— begin SOURCE MATERIAL —
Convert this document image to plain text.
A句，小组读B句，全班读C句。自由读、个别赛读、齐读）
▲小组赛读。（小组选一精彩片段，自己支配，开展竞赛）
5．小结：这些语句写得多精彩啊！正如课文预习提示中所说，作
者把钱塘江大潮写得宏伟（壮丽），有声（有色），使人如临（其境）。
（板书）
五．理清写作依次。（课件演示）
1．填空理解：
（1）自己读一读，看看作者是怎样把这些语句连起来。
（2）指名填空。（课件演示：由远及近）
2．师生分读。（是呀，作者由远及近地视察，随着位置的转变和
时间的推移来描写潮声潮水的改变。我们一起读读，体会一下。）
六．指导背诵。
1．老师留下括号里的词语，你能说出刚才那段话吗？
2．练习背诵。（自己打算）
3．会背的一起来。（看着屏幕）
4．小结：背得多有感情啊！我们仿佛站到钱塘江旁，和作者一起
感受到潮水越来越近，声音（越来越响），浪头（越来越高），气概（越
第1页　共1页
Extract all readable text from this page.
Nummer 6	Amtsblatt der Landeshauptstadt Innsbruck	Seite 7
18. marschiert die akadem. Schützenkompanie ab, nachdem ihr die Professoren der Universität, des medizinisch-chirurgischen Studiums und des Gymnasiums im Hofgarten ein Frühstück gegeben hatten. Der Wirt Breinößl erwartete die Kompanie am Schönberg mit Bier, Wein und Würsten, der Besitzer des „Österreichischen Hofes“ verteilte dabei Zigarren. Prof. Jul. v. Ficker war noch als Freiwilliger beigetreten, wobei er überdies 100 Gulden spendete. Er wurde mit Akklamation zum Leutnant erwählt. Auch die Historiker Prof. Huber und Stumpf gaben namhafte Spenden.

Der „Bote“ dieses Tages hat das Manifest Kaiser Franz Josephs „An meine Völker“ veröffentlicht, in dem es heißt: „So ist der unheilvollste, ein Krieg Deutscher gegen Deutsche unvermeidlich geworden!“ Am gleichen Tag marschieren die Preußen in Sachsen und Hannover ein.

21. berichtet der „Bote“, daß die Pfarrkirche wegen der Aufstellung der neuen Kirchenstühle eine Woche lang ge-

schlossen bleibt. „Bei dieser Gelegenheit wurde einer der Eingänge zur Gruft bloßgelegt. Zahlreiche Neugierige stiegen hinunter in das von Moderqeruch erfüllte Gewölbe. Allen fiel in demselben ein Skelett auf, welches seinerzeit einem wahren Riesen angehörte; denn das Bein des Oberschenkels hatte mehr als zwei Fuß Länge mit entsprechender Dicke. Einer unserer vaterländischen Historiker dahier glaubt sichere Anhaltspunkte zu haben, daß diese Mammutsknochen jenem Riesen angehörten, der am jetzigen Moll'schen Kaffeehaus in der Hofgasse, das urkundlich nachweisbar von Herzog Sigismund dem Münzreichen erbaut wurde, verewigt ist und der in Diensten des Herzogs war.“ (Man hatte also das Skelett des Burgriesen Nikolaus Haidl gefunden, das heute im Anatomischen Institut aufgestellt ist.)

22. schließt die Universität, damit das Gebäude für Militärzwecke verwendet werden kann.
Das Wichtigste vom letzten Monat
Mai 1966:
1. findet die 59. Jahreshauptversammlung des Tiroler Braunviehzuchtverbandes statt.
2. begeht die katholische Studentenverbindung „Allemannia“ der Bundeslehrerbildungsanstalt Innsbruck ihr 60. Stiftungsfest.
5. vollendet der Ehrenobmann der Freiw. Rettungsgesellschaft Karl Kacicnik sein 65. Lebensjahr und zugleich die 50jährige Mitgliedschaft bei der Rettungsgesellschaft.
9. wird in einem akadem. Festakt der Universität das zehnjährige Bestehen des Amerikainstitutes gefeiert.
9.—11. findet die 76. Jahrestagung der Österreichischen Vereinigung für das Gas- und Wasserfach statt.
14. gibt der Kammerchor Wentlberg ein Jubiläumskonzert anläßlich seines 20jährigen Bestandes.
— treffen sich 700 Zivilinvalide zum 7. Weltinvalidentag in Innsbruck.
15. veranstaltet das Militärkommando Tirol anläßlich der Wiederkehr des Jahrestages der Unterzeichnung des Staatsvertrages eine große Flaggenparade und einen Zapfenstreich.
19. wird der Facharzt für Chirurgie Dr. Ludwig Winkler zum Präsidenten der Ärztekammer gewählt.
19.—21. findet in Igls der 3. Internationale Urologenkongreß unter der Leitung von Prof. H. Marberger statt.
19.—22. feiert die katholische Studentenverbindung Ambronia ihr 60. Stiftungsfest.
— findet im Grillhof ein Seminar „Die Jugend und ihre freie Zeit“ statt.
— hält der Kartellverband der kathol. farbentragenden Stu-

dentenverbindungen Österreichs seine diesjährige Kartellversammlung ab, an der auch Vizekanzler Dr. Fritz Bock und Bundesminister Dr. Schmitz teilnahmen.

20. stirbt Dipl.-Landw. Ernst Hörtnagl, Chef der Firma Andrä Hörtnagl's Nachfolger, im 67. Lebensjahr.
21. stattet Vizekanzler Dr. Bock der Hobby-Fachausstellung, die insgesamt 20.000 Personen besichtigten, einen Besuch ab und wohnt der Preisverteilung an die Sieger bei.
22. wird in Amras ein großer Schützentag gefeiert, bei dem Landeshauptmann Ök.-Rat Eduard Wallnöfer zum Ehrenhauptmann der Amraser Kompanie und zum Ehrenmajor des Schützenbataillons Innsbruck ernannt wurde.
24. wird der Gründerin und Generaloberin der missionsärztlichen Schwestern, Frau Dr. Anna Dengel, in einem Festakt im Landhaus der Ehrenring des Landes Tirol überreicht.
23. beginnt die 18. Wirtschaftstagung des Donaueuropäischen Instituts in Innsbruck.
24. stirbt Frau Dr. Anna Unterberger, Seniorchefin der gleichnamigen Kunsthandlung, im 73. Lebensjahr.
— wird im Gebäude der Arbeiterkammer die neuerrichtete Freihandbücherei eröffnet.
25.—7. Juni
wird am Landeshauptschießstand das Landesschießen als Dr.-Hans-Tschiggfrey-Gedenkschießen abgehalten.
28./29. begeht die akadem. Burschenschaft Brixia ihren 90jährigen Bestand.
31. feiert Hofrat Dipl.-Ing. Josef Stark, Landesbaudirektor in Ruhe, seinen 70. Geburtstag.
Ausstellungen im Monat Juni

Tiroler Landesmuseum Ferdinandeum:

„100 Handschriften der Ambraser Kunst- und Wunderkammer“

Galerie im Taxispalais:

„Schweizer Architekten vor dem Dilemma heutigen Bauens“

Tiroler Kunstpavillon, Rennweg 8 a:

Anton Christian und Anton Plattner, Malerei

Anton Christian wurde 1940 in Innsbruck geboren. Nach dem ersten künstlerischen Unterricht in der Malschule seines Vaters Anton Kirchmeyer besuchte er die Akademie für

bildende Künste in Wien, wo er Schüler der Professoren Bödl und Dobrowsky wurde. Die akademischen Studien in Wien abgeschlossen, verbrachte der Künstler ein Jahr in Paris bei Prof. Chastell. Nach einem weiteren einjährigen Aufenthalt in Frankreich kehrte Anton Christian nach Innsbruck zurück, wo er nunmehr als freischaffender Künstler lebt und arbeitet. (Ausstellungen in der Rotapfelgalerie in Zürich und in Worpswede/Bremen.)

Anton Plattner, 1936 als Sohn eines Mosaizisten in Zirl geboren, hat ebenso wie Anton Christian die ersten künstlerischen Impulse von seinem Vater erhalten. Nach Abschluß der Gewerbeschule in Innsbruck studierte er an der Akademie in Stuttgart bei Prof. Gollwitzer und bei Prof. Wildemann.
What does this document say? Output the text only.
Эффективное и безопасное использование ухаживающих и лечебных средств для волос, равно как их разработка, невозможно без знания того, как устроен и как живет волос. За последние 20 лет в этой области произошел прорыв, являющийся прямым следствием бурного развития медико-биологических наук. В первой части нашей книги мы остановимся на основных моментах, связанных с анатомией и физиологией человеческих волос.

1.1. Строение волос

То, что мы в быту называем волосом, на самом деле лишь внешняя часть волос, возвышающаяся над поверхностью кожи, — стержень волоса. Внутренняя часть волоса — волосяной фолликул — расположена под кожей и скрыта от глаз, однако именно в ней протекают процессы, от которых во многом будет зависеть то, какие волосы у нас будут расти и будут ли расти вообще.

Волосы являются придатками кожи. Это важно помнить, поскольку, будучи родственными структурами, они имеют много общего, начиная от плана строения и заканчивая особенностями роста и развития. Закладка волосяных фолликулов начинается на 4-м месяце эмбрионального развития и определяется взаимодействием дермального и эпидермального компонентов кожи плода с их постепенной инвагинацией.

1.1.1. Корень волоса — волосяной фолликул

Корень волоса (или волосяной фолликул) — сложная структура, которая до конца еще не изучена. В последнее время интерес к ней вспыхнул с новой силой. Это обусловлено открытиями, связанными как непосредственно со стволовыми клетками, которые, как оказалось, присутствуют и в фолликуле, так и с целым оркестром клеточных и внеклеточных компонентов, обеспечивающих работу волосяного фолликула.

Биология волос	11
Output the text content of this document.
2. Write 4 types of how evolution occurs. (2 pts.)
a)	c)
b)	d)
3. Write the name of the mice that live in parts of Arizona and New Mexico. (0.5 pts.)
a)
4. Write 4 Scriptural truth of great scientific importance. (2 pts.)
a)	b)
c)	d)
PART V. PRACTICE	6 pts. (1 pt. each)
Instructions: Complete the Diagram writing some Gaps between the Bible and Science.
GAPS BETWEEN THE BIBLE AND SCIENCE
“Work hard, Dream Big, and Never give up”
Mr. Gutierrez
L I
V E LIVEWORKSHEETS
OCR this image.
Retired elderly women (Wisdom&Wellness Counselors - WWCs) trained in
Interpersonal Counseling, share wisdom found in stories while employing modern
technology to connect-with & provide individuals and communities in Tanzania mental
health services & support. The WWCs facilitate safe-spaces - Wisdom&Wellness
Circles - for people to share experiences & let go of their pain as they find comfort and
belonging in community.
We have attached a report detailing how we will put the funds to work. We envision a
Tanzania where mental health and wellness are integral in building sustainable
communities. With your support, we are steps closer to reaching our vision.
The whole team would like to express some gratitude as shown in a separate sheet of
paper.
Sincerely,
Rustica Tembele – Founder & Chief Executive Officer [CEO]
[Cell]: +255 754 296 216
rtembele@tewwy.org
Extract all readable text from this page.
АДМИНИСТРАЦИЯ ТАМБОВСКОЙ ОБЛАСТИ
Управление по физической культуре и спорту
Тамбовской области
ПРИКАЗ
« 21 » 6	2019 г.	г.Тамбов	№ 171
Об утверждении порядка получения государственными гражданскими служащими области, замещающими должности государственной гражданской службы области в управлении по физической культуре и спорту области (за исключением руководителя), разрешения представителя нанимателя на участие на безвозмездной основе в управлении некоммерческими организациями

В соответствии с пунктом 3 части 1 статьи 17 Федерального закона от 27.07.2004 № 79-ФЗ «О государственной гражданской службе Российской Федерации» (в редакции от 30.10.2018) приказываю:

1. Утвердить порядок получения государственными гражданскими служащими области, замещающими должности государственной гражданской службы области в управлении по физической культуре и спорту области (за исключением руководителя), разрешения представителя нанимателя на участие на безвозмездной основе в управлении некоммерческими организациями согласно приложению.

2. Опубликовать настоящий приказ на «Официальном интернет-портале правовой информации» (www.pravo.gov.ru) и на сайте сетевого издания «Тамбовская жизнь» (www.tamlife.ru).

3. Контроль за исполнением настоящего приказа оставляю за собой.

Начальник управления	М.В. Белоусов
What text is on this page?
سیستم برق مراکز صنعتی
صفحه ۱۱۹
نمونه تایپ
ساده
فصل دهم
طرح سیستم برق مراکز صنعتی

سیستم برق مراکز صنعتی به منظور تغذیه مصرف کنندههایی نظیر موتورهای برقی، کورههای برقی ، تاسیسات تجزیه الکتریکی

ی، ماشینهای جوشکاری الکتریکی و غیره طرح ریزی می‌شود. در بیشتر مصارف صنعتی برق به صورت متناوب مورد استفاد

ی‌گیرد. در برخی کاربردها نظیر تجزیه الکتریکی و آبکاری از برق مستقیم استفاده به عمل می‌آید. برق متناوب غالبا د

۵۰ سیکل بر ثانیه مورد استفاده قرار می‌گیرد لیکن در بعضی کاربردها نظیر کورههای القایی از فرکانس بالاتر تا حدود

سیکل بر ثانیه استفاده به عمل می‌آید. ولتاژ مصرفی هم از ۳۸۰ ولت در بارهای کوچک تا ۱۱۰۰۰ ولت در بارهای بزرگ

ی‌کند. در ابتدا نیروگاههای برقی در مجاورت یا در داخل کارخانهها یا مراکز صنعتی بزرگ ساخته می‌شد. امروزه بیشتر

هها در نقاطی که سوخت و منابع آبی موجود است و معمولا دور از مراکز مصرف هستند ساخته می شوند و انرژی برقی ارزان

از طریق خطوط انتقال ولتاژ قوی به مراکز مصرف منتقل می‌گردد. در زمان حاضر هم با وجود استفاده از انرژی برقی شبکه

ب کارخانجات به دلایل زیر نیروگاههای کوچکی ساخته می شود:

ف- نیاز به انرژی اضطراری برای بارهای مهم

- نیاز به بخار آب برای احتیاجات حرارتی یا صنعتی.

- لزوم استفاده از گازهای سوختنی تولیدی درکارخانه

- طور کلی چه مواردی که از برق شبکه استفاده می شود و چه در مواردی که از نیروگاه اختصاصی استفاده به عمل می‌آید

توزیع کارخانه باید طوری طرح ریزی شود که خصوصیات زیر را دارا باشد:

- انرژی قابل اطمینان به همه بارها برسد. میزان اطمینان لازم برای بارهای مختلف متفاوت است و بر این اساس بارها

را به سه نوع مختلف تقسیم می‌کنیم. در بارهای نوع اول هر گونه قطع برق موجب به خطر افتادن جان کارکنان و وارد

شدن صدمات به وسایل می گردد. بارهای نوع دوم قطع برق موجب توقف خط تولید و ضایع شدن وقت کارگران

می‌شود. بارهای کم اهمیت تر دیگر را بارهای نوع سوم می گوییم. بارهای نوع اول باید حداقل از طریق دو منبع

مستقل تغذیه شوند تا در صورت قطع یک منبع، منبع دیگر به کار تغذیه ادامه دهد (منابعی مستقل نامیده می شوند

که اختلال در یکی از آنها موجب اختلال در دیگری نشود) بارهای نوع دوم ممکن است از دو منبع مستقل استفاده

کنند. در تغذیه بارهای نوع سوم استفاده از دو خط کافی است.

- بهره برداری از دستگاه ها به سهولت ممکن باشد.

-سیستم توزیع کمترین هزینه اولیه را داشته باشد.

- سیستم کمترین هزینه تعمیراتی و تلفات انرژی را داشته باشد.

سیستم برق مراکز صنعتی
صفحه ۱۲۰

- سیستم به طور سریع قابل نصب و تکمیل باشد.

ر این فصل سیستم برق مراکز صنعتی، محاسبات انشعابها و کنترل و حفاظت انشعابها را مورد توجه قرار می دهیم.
— end SOURCE MATERIAL —
» **REQUIRED TASK**
Show every line from the entries above in which the word "WWCs" appears.

» **WORKED ANSWER**
Retired elderly women (Wisdom&Wellness Counselors - WWCs) trained in
health services & support. The WWCs facilitate safe-spaces - Wisdom&Wellness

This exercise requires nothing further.